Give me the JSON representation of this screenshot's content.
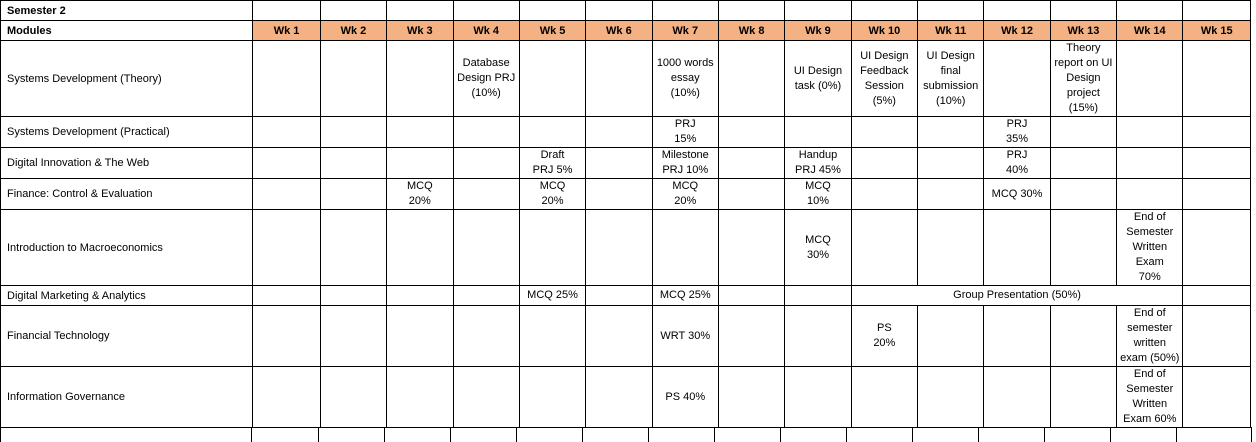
{
  "sheet": {
    "semester_label": "Semester 2",
    "modules_label": "Modules",
    "weeks": [
      "Wk 1",
      "Wk 2",
      "Wk 3",
      "Wk 4",
      "Wk 5",
      "Wk 6",
      "Wk 7",
      "Wk 8",
      "Wk 9",
      "Wk 10",
      "Wk 11",
      "Wk 12",
      "Wk 13",
      "Wk 14",
      "Wk 15"
    ],
    "header_color": "#F4B183",
    "rows": [
      {
        "module": "Systems Development (Theory)",
        "cells": [
          "",
          "",
          "",
          "Database\nDesign PRJ\n(10%)",
          "",
          "",
          "1000 words\nessay\n(10%)",
          "",
          "UI Design\ntask (0%)",
          "UI Design\nFeedback\nSession\n(5%)",
          "UI Design\nfinal\nsubmission\n(10%)",
          "",
          "Theory\nreport on UI\nDesign\nproject\n(15%)",
          "",
          ""
        ]
      },
      {
        "module": "Systems Development (Practical)",
        "cells": [
          "",
          "",
          "",
          "",
          "",
          "",
          "PRJ\n15%",
          "",
          "",
          "",
          "",
          "PRJ\n35%",
          "",
          "",
          ""
        ]
      },
      {
        "module": "Digital Innovation & The Web",
        "cells": [
          "",
          "",
          "",
          "",
          "Draft\nPRJ 5%",
          "",
          "Milestone\nPRJ 10%",
          "",
          "Handup\nPRJ 45%",
          "",
          "",
          "PRJ\n40%",
          "",
          "",
          ""
        ]
      },
      {
        "module": "Finance: Control & Evaluation",
        "cells": [
          "",
          "",
          "MCQ\n20%",
          "",
          "MCQ\n20%",
          "",
          "MCQ\n20%",
          "",
          "MCQ\n10%",
          "",
          "",
          "MCQ 30%",
          "",
          "",
          ""
        ]
      },
      {
        "module": "Introduction to Macroeconomics",
        "cells": [
          "",
          "",
          "",
          "",
          "",
          "",
          "",
          "",
          "MCQ\n30%",
          "",
          "",
          "",
          "",
          "End of\nSemester\nWritten\nExam\n70%",
          ""
        ]
      },
      {
        "module": "Digital Marketing & Analytics",
        "cells": [
          "",
          "",
          "",
          "",
          "MCQ 25%",
          "",
          "MCQ 25%",
          "",
          "",
          "",
          "",
          "",
          "",
          "",
          ""
        ],
        "group_presentation": "Group Presentation (50%)"
      },
      {
        "module": "Financial Technology",
        "cells": [
          "",
          "",
          "",
          "",
          "",
          "",
          "WRT 30%",
          "",
          "",
          "PS\n20%",
          "",
          "",
          "",
          "End of\nsemester\nwritten\nexam (50%)",
          ""
        ]
      },
      {
        "module": "Information Governance",
        "cells": [
          "",
          "",
          "",
          "",
          "",
          "",
          "PS 40%",
          "",
          "",
          "",
          "",
          "",
          "",
          "End of\nSemester\nWritten\nExam 60%",
          ""
        ]
      }
    ]
  }
}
- - -
*Stated exercise*.
Give the count of lines in the listing above that include "nPRJ", with no other words.

*Exercise solution*.
3